§ Description of the task
Transcribe the material in full, exactly as written.

━━━━━ Material supplied ━━━━━

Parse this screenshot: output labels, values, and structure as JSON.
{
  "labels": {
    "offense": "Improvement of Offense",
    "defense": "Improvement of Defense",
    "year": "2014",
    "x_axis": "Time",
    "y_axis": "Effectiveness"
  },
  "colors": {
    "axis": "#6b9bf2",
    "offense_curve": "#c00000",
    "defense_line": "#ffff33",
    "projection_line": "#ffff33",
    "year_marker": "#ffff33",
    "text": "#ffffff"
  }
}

━━━━━

§ Answer below
Parse this screenshot: output labels, values, and structure as JSON.
{
  "labels": {
    "offense": "Improvement of Offense",
    "defense": "Improvement of Defense",
    "year": "2014",
    "x_axis": "Time",
    "y_axis": "Effectiveness"
  },
  "colors": {
    "axis": "#6b9bf2",
    "offense_curve": "#c00000",
    "defense_line": "#ffff33",
    "projection_line": "#ffff33",
    "year_marker": "#ffff33",
    "text": "#ffffff"
  }
}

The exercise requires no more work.